== Exercise description ==
All of the records below should be output exactly.
****************
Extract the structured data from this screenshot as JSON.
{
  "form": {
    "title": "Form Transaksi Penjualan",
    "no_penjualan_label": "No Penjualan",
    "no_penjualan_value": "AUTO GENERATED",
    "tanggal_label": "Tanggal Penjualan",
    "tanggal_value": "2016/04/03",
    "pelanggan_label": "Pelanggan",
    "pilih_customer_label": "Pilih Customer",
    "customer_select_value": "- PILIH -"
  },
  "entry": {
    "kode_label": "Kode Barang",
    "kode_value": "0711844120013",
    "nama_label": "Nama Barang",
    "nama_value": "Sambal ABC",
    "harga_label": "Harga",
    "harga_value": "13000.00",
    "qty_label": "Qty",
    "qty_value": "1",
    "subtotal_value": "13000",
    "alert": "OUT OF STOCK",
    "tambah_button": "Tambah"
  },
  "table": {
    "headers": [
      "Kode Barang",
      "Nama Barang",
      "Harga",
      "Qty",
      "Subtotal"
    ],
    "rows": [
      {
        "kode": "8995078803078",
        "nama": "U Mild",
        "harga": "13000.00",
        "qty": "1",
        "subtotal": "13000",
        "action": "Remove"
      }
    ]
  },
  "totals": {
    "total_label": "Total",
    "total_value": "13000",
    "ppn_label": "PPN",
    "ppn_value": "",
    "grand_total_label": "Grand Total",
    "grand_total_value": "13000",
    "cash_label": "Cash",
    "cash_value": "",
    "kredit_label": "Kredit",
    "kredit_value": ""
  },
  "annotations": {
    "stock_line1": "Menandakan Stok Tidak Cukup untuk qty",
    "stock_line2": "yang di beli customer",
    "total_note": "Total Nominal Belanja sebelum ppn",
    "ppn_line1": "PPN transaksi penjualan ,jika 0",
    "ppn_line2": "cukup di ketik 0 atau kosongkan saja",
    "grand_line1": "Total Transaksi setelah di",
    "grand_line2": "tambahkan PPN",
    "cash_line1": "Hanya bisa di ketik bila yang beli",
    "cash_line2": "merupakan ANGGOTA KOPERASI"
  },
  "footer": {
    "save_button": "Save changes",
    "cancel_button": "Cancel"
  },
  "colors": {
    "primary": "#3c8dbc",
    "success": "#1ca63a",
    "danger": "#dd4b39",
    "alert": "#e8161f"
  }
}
****************
== Correct result ==
Extract the structured data from this screenshot as JSON.
{
  "form": {
    "title": "Form Transaksi Penjualan",
    "no_penjualan_label": "No Penjualan",
    "no_penjualan_value": "AUTO GENERATED",
    "tanggal_label": "Tanggal Penjualan",
    "tanggal_value": "2016/04/03",
    "pelanggan_label": "Pelanggan",
    "pilih_customer_label": "Pilih Customer",
    "customer_select_value": "- PILIH -"
  },
  "entry": {
    "kode_label": "Kode Barang",
    "kode_value": "0711844120013",
    "nama_label": "Nama Barang",
    "nama_value": "Sambal ABC",
    "harga_label": "Harga",
    "harga_value": "13000.00",
    "qty_label": "Qty",
    "qty_value": "1",
    "subtotal_value": "13000",
    "alert": "OUT OF STOCK",
    "tambah_button": "Tambah"
  },
  "table": {
    "headers": [
      "Kode Barang",
      "Nama Barang",
      "Harga",
      "Qty",
      "Subtotal"
    ],
    "rows": [
      {
        "kode": "8995078803078",
        "nama": "U Mild",
        "harga": "13000.00",
        "qty": "1",
        "subtotal": "13000",
        "action": "Remove"
      }
    ]
  },
  "totals": {
    "total_label": "Total",
    "total_value": "13000",
    "ppn_label": "PPN",
    "ppn_value": "",
    "grand_total_label": "Grand Total",
    "grand_total_value": "13000",
    "cash_label": "Cash",
    "cash_value": "",
    "kredit_label": "Kredit",
    "kredit_value": ""
  },
  "annotations": {
    "stock_line1": "Menandakan Stok Tidak Cukup untuk qty",
    "stock_line2": "yang di beli customer",
    "total_note": "Total Nominal Belanja sebelum ppn",
    "ppn_line1": "PPN transaksi penjualan ,jika 0",
    "ppn_line2": "cukup di ketik 0 atau kosongkan saja",
    "grand_line1": "Total Transaksi setelah di",
    "grand_line2": "tambahkan PPN",
    "cash_line1": "Hanya bisa di ketik bila yang beli",
    "cash_line2": "merupakan ANGGOTA KOPERASI"
  },
  "footer": {
    "save_button": "Save changes",
    "cancel_button": "Cancel"
  },
  "colors": {
    "primary": "#3c8dbc",
    "success": "#1ca63a",
    "danger": "#dd4b39",
    "alert": "#e8161f"
  }
}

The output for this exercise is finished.